Exact repetition of every entry is required.

Items from a figure collection
=====

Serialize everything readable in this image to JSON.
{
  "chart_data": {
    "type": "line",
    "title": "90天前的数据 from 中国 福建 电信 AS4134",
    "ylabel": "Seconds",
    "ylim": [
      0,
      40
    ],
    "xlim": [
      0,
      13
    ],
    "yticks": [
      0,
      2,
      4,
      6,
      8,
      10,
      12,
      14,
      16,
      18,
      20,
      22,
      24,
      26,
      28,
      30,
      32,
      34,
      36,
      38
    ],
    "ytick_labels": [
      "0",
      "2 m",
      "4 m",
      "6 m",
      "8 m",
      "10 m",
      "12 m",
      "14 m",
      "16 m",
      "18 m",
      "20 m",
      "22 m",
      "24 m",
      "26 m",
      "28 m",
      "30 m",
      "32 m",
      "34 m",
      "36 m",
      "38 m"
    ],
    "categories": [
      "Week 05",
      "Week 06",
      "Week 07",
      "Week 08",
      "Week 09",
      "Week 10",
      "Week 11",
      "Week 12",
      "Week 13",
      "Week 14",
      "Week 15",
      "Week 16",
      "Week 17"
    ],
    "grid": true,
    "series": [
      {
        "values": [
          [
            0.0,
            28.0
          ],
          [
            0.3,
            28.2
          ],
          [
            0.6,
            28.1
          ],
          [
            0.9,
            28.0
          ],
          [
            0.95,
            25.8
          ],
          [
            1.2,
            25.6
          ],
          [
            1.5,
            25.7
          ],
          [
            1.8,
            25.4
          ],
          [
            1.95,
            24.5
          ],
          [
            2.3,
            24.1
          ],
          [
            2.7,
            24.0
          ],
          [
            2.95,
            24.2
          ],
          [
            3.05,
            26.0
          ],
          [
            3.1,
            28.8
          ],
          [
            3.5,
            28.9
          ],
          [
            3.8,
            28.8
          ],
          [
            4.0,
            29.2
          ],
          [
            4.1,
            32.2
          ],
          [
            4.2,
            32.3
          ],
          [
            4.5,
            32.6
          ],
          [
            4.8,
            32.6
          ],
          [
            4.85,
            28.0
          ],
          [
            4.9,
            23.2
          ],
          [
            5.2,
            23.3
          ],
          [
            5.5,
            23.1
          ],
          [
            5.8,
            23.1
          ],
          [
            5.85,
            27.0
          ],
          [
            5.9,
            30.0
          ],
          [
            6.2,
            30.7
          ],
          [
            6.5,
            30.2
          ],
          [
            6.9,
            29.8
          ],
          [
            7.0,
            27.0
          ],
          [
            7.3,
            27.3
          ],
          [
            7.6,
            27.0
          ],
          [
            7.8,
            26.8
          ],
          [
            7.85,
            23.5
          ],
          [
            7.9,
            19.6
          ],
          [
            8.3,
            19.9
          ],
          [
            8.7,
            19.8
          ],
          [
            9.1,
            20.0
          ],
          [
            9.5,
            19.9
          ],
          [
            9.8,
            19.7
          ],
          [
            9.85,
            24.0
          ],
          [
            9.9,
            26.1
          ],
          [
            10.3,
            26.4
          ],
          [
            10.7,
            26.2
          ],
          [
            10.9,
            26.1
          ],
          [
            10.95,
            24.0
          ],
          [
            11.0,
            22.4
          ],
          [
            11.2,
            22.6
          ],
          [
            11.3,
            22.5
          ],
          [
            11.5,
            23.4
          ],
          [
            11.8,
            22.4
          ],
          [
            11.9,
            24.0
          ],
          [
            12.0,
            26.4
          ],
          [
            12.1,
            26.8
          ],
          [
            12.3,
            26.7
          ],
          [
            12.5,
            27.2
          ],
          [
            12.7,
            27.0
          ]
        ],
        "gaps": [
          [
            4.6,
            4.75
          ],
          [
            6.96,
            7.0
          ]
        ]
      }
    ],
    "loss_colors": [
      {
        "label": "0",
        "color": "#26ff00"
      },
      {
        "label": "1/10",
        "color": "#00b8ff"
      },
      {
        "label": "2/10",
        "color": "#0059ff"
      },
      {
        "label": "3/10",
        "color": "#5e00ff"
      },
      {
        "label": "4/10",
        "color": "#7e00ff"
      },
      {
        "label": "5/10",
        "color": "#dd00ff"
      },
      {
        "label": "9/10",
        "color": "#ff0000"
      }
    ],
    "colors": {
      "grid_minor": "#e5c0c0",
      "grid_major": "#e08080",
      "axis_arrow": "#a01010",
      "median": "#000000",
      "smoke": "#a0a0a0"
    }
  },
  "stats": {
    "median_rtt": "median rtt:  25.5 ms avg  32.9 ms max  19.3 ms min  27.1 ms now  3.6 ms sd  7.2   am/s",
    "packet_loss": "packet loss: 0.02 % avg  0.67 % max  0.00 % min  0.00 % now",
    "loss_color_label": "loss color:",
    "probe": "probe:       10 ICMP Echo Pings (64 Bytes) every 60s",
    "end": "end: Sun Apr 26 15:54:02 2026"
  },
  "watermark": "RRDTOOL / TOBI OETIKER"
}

=====

■ **Answer to this exercise**
Serialize everything readable in this image to JSON.
{
  "chart_data": {
    "type": "line",
    "title": "90天前的数据 from 中国 福建 电信 AS4134",
    "ylabel": "Seconds",
    "ylim": [
      0,
      40
    ],
    "xlim": [
      0,
      13
    ],
    "yticks": [
      0,
      2,
      4,
      6,
      8,
      10,
      12,
      14,
      16,
      18,
      20,
      22,
      24,
      26,
      28,
      30,
      32,
      34,
      36,
      38
    ],
    "ytick_labels": [
      "0",
      "2 m",
      "4 m",
      "6 m",
      "8 m",
      "10 m",
      "12 m",
      "14 m",
      "16 m",
      "18 m",
      "20 m",
      "22 m",
      "24 m",
      "26 m",
      "28 m",
      "30 m",
      "32 m",
      "34 m",
      "36 m",
      "38 m"
    ],
    "categories": [
      "Week 05",
      "Week 06",
      "Week 07",
      "Week 08",
      "Week 09",
      "Week 10",
      "Week 11",
      "Week 12",
      "Week 13",
      "Week 14",
      "Week 15",
      "Week 16",
      "Week 17"
    ],
    "grid": true,
    "series": [
      {
        "values": [
          [
            0.0,
            28.0
          ],
          [
            0.3,
            28.2
          ],
          [
            0.6,
            28.1
          ],
          [
            0.9,
            28.0
          ],
          [
            0.95,
            25.8
          ],
          [
            1.2,
            25.6
          ],
          [
            1.5,
            25.7
          ],
          [
            1.8,
            25.4
          ],
          [
            1.95,
            24.5
          ],
          [
            2.3,
            24.1
          ],
          [
            2.7,
            24.0
          ],
          [
            2.95,
            24.2
          ],
          [
            3.05,
            26.0
          ],
          [
            3.1,
            28.8
          ],
          [
            3.5,
            28.9
          ],
          [
            3.8,
            28.8
          ],
          [
            4.0,
            29.2
          ],
          [
            4.1,
            32.2
          ],
          [
            4.2,
            32.3
          ],
          [
            4.5,
            32.6
          ],
          [
            4.8,
            32.6
          ],
          [
            4.85,
            28.0
          ],
          [
            4.9,
            23.2
          ],
          [
            5.2,
            23.3
          ],
          [
            5.5,
            23.1
          ],
          [
            5.8,
            23.1
          ],
          [
            5.85,
            27.0
          ],
          [
            5.9,
            30.0
          ],
          [
            6.2,
            30.7
          ],
          [
            6.5,
            30.2
          ],
          [
            6.9,
            29.8
          ],
          [
            7.0,
            27.0
          ],
          [
            7.3,
            27.3
          ],
          [
            7.6,
            27.0
          ],
          [
            7.8,
            26.8
          ],
          [
            7.85,
            23.5
          ],
          [
            7.9,
            19.6
          ],
          [
            8.3,
            19.9
          ],
          [
            8.7,
            19.8
          ],
          [
            9.1,
            20.0
          ],
          [
            9.5,
            19.9
          ],
          [
            9.8,
            19.7
          ],
          [
            9.85,
            24.0
          ],
          [
            9.9,
            26.1
          ],
          [
            10.3,
            26.4
          ],
          [
            10.7,
            26.2
          ],
          [
            10.9,
            26.1
          ],
          [
            10.95,
            24.0
          ],
          [
            11.0,
            22.4
          ],
          [
            11.2,
            22.6
          ],
          [
            11.3,
            22.5
          ],
          [
            11.5,
            23.4
          ],
          [
            11.8,
            22.4
          ],
          [
            11.9,
            24.0
          ],
          [
            12.0,
            26.4
          ],
          [
            12.1,
            26.8
          ],
          [
            12.3,
            26.7
          ],
          [
            12.5,
            27.2
          ],
          [
            12.7,
            27.0
          ]
        ],
        "gaps": [
          [
            4.6,
            4.75
          ],
          [
            6.96,
            7.0
          ]
        ]
      }
    ],
    "loss_colors": [
      {
        "label": "0",
        "color": "#26ff00"
      },
      {
        "label": "1/10",
        "color": "#00b8ff"
      },
      {
        "label": "2/10",
        "color": "#0059ff"
      },
      {
        "label": "3/10",
        "color": "#5e00ff"
      },
      {
        "label": "4/10",
        "color": "#7e00ff"
      },
      {
        "label": "5/10",
        "color": "#dd00ff"
      },
      {
        "label": "9/10",
        "color": "#ff0000"
      }
    ],
    "colors": {
      "grid_minor": "#e5c0c0",
      "grid_major": "#e08080",
      "axis_arrow": "#a01010",
      "median": "#000000",
      "smoke": "#a0a0a0"
    }
  },
  "stats": {
    "median_rtt": "median rtt:  25.5 ms avg  32.9 ms max  19.3 ms min  27.1 ms now  3.6 ms sd  7.2   am/s",
    "packet_loss": "packet loss: 0.02 % avg  0.67 % max  0.00 % min  0.00 % now",
    "loss_color_label": "loss color:",
    "probe": "probe:       10 ICMP Echo Pings (64 Bytes) every 60s",
    "end": "end: Sun Apr 26 15:54:02 2026"
  },
  "watermark": "RRDTOOL / TOBI OETIKER"
}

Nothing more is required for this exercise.